▸ SET EXERCISE: Which lines in the records below contain the word "content"? Copy each of them.

(Dataset items)
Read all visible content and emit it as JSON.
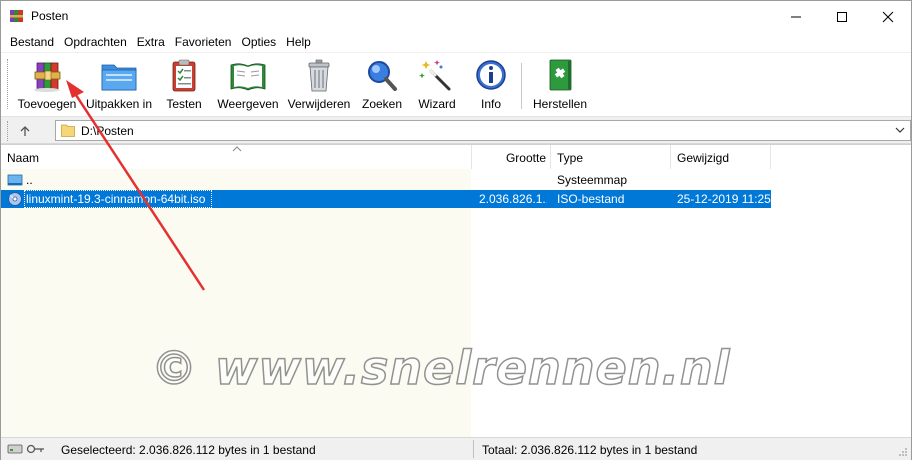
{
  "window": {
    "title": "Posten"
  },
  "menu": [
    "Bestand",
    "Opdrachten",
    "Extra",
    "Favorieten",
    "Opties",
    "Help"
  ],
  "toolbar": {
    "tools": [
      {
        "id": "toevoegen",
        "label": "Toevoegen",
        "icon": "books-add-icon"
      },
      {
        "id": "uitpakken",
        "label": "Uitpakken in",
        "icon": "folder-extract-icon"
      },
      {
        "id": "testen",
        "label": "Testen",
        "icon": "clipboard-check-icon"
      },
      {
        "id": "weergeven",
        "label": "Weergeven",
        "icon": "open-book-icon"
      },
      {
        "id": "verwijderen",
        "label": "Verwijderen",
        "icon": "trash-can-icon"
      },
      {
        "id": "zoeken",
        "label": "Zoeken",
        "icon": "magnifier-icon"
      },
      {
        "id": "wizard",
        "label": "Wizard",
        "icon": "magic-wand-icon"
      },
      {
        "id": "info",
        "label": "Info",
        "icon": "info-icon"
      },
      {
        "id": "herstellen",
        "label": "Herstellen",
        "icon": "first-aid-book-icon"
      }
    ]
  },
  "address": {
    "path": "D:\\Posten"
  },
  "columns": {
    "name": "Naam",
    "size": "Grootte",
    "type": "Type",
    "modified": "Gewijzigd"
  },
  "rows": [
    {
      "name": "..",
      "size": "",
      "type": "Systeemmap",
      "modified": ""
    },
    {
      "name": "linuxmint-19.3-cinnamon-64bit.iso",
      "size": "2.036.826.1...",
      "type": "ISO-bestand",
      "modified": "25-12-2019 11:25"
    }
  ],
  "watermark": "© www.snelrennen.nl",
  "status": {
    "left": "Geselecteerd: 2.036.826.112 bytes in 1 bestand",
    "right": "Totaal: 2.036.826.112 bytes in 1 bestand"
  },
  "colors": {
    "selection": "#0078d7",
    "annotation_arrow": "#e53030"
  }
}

* * *

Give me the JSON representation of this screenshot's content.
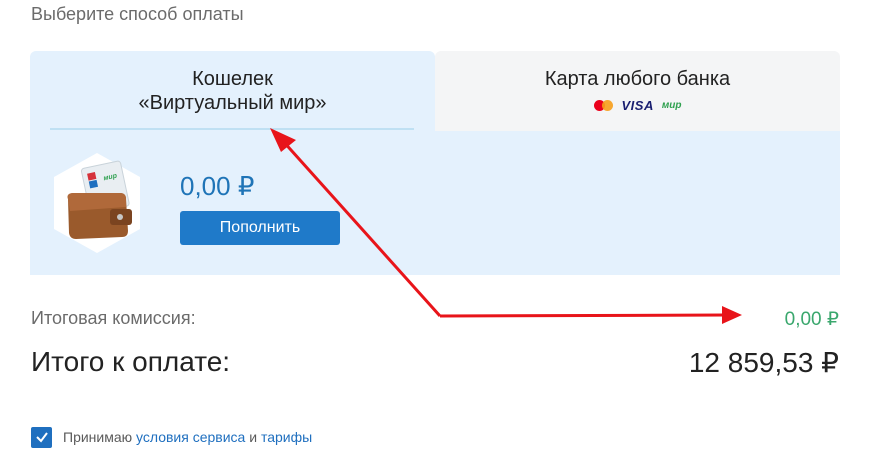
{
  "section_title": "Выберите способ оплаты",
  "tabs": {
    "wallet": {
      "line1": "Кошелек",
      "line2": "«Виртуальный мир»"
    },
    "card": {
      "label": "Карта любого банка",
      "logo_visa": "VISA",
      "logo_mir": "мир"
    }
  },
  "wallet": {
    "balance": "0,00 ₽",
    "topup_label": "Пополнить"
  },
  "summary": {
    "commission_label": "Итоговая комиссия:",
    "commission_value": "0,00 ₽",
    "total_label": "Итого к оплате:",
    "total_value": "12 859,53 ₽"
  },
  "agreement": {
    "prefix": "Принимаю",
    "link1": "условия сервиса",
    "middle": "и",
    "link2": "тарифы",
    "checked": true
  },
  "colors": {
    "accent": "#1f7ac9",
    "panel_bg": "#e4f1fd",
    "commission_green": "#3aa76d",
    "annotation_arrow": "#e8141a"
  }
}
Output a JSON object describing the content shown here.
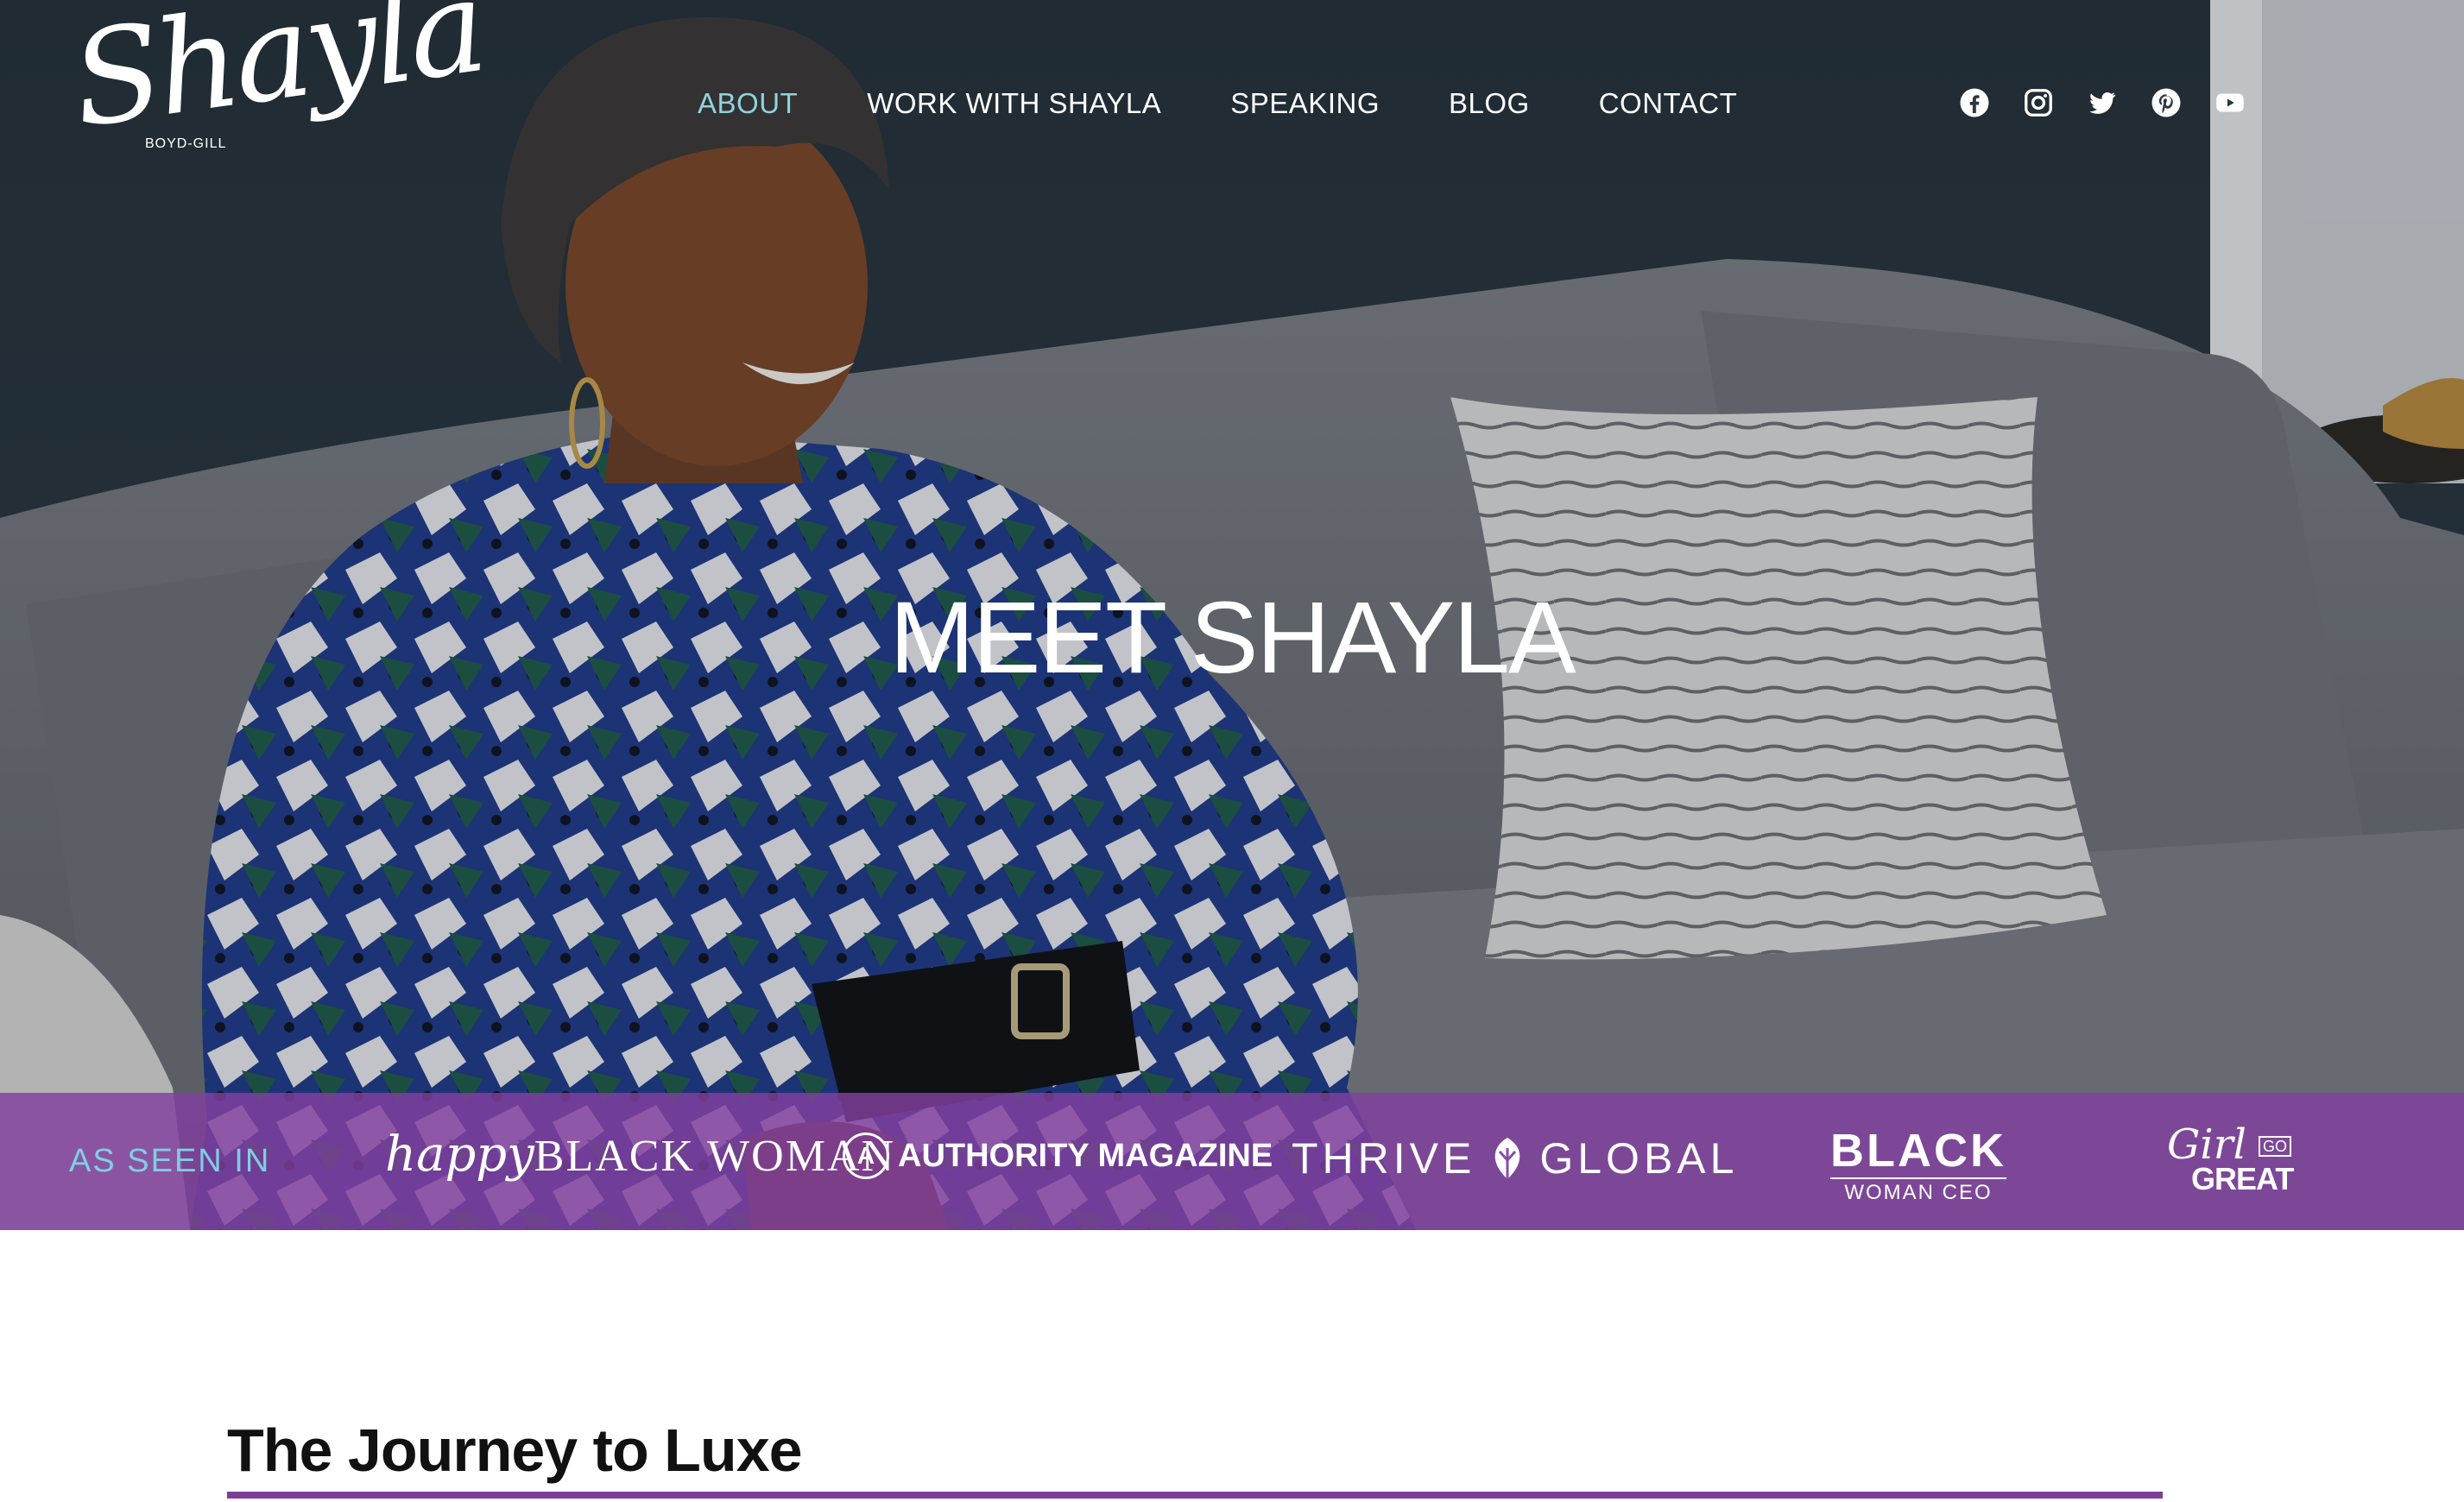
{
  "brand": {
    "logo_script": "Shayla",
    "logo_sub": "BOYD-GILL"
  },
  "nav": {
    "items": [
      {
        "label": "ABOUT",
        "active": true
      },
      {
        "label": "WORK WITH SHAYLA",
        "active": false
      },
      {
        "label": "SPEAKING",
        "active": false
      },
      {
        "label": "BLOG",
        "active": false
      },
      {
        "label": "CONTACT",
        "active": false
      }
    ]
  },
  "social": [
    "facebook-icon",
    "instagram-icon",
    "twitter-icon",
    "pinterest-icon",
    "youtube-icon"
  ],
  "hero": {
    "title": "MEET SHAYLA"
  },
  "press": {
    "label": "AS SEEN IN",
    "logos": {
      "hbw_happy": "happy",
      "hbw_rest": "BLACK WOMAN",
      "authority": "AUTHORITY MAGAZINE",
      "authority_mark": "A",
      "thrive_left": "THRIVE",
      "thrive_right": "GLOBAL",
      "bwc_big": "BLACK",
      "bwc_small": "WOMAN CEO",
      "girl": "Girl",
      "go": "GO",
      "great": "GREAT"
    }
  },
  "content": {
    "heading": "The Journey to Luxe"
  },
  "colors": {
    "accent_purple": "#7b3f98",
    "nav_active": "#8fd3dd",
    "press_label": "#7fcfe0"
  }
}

▸ TASK RESPONSE:
Read all visible content and emit it as JSON.
Give me the JSON representation of this screenshot's content.
Output a JSON object describing the content shown here.
  "content": {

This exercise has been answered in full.